Among the entries below, count the lines where the string "JSON" occurs, and give only the number.
** start of Records shown **
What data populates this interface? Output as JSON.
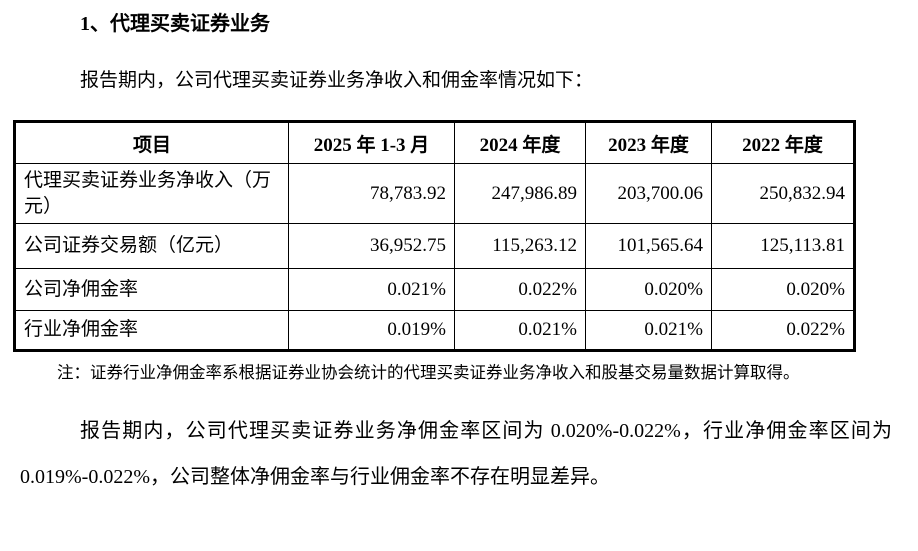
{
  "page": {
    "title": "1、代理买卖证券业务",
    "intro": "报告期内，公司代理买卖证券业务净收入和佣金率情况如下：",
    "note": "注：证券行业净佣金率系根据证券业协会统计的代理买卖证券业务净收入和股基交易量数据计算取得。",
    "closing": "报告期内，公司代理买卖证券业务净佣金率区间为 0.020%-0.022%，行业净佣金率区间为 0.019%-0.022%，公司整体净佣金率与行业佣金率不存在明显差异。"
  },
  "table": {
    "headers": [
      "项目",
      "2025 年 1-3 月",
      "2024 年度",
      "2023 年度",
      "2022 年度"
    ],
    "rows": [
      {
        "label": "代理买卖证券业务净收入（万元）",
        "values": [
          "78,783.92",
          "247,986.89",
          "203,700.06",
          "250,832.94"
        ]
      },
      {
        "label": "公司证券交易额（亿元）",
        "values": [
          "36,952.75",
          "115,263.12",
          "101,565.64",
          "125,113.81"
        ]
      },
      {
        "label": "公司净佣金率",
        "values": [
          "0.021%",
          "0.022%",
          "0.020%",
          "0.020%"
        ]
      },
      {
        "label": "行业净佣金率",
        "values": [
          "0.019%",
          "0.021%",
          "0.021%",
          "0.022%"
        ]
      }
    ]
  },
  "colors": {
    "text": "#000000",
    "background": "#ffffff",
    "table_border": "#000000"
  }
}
** end of Records shown **
** start of Records shown **
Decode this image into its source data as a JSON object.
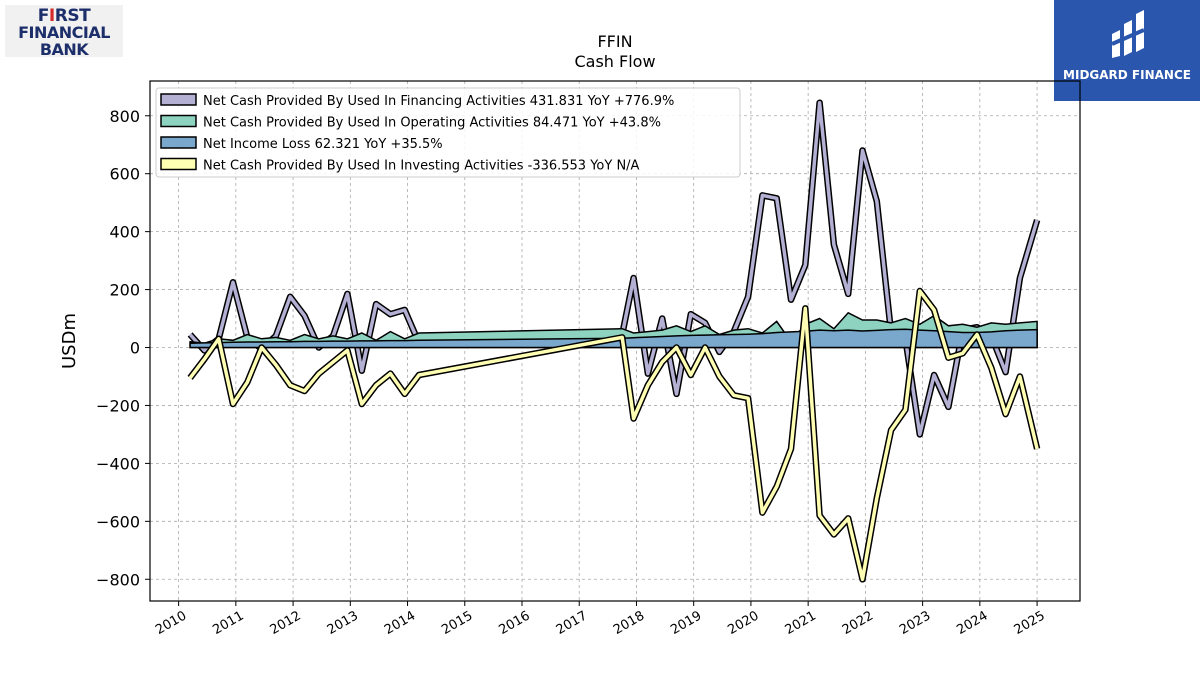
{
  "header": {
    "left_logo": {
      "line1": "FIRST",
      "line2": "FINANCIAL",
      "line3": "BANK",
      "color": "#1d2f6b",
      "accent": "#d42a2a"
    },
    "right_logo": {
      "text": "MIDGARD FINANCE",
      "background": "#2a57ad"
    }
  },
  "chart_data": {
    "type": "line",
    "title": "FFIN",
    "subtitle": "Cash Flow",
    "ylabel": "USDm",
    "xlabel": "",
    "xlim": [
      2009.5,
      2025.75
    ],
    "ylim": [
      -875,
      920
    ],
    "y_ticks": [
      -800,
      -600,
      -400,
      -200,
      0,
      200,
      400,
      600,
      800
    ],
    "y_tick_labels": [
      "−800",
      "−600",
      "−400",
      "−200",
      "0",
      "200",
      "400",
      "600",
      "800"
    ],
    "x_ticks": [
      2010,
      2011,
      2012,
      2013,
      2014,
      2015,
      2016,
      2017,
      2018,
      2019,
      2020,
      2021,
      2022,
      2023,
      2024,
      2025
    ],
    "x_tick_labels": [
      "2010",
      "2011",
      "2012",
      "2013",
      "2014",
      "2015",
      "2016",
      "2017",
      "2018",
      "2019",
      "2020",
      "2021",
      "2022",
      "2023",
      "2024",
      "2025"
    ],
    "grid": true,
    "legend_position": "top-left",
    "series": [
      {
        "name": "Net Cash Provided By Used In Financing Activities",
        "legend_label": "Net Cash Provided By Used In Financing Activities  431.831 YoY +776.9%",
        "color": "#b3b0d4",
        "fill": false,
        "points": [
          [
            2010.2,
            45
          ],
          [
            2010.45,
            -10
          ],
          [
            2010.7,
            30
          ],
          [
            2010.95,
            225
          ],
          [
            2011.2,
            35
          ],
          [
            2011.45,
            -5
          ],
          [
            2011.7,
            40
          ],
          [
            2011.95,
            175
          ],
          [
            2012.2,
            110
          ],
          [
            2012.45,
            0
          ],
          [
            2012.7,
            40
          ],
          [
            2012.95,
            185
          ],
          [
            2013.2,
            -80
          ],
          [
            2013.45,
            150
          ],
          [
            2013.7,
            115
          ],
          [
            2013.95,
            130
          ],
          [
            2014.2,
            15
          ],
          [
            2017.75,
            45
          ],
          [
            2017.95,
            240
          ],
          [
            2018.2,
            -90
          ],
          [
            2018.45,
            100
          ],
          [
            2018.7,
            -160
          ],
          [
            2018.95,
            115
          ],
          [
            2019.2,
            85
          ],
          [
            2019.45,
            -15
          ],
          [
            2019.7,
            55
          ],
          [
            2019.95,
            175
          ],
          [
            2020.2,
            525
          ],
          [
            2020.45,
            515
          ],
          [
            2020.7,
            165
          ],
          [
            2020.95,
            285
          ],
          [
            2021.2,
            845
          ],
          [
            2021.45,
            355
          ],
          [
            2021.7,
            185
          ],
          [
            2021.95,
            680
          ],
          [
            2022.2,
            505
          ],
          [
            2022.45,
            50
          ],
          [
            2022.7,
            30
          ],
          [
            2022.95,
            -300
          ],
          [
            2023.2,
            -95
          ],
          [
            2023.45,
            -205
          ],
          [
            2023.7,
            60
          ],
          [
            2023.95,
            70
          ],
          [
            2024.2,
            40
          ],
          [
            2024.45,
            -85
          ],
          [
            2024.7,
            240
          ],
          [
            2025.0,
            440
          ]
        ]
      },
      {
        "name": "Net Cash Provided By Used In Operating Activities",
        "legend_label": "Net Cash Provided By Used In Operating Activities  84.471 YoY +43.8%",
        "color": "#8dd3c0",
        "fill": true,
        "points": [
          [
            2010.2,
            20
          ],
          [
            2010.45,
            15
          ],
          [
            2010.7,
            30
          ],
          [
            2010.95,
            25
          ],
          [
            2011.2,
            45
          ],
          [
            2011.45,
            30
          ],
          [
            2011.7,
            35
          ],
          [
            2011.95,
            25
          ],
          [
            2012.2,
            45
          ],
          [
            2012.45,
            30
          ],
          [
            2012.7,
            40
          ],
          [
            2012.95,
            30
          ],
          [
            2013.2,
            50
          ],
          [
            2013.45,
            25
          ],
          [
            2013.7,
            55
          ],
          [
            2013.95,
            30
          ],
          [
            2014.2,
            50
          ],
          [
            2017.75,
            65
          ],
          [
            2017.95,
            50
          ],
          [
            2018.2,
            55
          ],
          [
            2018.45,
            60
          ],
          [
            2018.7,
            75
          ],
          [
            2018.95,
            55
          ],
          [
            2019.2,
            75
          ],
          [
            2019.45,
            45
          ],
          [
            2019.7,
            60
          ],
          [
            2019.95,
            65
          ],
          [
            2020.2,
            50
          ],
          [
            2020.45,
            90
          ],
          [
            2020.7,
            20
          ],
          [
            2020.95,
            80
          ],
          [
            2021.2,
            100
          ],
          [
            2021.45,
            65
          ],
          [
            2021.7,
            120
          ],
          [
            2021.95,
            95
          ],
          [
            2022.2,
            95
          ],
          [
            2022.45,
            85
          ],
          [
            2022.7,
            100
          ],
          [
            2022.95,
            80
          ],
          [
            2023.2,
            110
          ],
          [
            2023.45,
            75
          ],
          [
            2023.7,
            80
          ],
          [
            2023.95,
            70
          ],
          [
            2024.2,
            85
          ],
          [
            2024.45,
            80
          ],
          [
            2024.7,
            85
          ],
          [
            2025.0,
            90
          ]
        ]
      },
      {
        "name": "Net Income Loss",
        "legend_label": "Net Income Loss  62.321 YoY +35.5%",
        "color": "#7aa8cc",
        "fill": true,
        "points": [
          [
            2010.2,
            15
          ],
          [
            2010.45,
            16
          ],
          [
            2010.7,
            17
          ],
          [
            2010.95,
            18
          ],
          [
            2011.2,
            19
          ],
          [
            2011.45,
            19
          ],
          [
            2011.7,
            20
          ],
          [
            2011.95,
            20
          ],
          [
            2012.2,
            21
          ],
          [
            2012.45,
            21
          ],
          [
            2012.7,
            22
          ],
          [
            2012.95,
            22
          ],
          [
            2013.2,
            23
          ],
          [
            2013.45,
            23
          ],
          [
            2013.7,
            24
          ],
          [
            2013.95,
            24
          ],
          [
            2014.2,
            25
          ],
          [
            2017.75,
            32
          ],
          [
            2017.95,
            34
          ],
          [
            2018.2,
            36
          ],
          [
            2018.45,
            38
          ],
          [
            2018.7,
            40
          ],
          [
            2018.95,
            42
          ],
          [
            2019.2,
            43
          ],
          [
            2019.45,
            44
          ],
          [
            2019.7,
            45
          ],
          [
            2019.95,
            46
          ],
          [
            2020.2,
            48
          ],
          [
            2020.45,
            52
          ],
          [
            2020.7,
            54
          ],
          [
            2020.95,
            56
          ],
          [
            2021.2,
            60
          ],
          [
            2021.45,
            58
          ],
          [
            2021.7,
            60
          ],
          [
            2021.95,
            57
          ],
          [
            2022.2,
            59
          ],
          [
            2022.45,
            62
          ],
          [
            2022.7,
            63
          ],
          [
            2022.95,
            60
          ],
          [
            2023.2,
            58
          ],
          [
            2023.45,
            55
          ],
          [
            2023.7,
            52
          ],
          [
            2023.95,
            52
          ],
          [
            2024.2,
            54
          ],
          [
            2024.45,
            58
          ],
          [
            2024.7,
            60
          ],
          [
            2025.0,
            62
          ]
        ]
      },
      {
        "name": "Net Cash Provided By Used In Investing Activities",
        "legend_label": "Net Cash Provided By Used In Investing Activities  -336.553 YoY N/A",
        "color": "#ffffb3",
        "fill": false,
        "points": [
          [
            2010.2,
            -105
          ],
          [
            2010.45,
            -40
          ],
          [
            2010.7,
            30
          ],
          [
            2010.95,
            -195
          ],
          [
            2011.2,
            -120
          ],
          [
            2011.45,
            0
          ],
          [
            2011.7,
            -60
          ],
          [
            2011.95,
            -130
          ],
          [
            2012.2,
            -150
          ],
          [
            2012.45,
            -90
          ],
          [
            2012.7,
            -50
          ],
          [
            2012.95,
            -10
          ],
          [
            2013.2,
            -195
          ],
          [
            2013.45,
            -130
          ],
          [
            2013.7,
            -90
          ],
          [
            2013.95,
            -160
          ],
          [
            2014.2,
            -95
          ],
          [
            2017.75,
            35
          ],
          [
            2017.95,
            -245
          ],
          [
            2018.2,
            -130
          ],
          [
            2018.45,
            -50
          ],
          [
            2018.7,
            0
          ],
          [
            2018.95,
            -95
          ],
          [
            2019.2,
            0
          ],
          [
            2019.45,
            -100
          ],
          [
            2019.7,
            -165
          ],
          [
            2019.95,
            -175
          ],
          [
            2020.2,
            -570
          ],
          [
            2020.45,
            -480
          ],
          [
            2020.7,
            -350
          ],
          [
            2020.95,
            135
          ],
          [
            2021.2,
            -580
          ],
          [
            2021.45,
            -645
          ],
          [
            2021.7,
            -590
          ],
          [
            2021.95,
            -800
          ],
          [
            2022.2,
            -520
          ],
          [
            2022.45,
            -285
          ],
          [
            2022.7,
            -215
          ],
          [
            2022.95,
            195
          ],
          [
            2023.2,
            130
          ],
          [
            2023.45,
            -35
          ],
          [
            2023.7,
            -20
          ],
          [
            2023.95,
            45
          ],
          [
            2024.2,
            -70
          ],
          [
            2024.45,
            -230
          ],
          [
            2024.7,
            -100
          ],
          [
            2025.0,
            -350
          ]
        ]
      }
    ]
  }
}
** end of Records shown **
* Solution for this task
2